*Requirement*
Tell how many lines in the data below hold the string "that"; give nothing but the number.

[Stored data]

***

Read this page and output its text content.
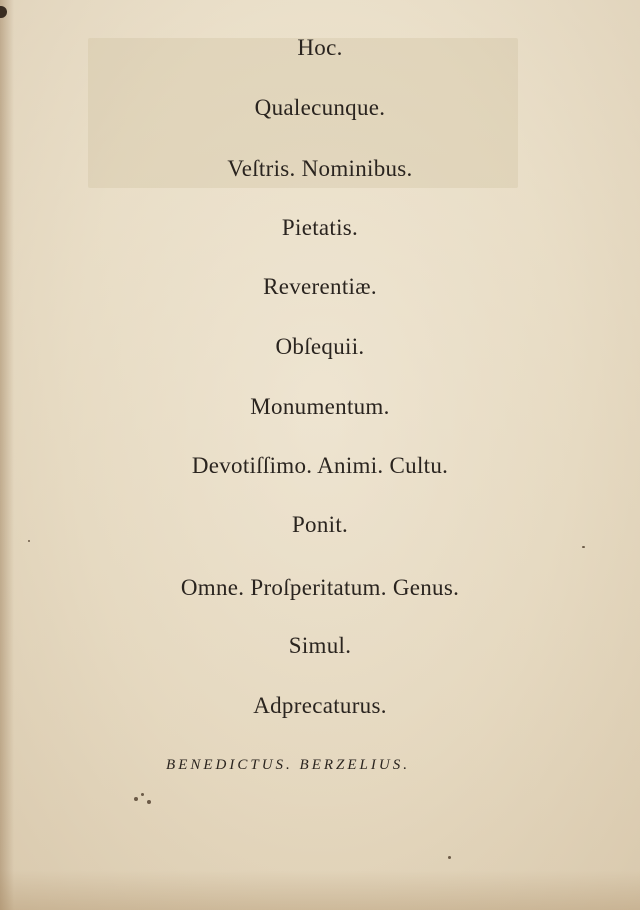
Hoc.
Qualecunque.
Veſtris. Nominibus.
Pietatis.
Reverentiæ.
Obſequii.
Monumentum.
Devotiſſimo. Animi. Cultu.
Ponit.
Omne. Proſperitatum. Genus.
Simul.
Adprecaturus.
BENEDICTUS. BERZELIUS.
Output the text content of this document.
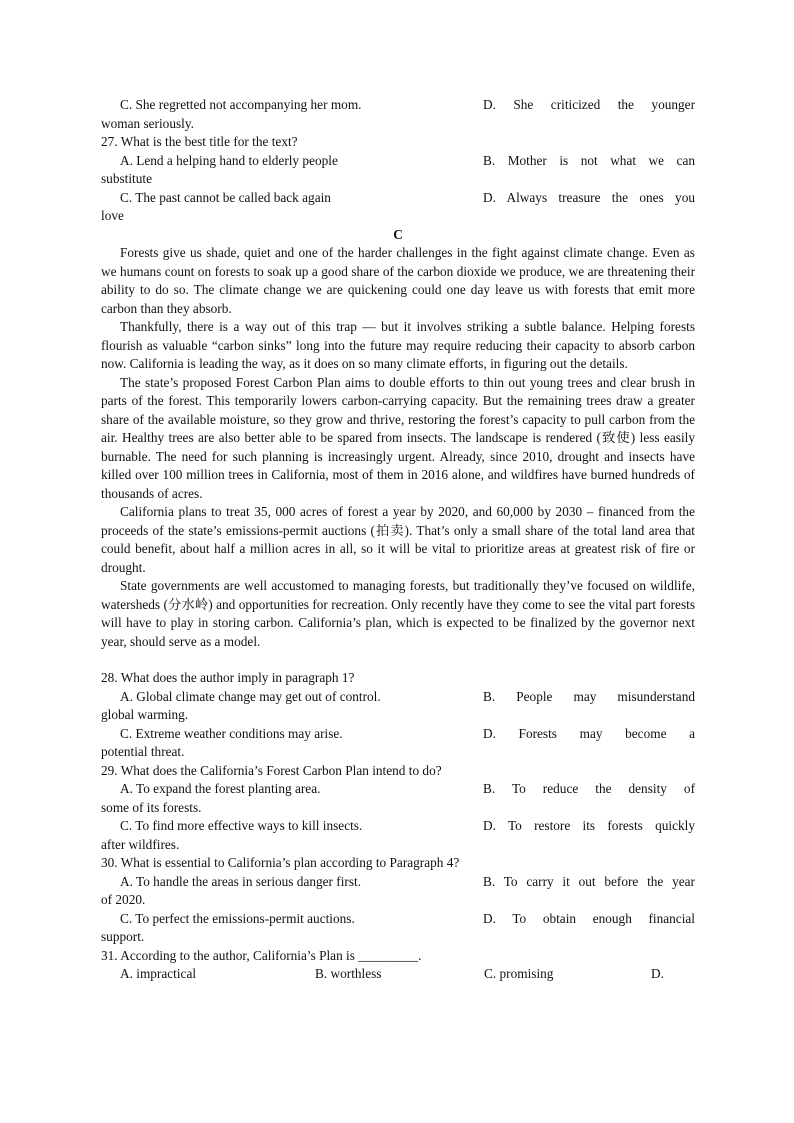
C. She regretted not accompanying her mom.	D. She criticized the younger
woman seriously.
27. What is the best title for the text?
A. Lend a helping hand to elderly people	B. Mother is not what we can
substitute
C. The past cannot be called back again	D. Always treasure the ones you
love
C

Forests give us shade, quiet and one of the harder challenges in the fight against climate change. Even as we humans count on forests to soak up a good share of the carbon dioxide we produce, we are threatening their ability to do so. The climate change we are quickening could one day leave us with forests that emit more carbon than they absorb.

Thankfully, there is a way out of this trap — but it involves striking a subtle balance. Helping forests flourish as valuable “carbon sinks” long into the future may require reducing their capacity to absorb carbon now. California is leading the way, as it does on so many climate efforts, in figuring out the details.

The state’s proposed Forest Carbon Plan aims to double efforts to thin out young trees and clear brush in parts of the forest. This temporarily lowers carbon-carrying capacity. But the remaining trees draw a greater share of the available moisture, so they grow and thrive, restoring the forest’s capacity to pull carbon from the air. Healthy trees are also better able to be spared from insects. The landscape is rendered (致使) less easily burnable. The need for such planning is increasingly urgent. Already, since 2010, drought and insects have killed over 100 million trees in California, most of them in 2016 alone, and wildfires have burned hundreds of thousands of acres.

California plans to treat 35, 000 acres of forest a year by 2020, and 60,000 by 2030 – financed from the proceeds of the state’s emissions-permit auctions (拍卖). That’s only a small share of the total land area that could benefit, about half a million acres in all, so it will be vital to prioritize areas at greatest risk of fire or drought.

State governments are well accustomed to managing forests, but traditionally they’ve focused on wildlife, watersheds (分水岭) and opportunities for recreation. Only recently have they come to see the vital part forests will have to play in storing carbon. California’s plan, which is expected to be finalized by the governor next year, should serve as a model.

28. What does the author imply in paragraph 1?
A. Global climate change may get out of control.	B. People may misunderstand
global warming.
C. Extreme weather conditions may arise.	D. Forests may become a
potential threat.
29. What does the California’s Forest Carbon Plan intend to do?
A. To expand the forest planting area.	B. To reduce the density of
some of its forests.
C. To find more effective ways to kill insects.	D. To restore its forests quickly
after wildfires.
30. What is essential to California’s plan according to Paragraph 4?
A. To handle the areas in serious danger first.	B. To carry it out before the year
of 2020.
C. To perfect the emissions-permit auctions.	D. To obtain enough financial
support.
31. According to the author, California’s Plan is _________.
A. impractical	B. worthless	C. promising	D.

***

*Final result*
2